[START Record extracts]

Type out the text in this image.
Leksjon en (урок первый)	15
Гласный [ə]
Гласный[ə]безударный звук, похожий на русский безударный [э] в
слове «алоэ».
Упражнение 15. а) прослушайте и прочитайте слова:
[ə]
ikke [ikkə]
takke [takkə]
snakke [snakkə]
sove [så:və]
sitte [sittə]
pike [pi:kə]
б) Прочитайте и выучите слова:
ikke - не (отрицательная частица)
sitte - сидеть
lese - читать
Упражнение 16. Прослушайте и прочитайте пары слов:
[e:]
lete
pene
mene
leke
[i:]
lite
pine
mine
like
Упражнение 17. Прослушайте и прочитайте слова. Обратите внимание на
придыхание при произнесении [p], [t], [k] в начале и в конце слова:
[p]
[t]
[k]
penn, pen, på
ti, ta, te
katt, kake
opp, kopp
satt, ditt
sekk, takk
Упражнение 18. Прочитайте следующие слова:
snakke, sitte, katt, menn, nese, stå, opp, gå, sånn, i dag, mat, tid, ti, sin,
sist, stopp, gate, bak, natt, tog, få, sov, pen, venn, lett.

[END Record extracts]

- [What you have to do]: Using the entries above, return each line that includes the word "слова".

- [Written solution]:
Упражнение 15. а) прослушайте и прочитайте слова:
б) Прочитайте и выучите слова:
Упражнение 17. Прослушайте и прочитайте слова. Обратите внимание на
придыхание при произнесении [p], [t], [k] в начале и в конце слова:
Упражнение 18. Прочитайте следующие слова:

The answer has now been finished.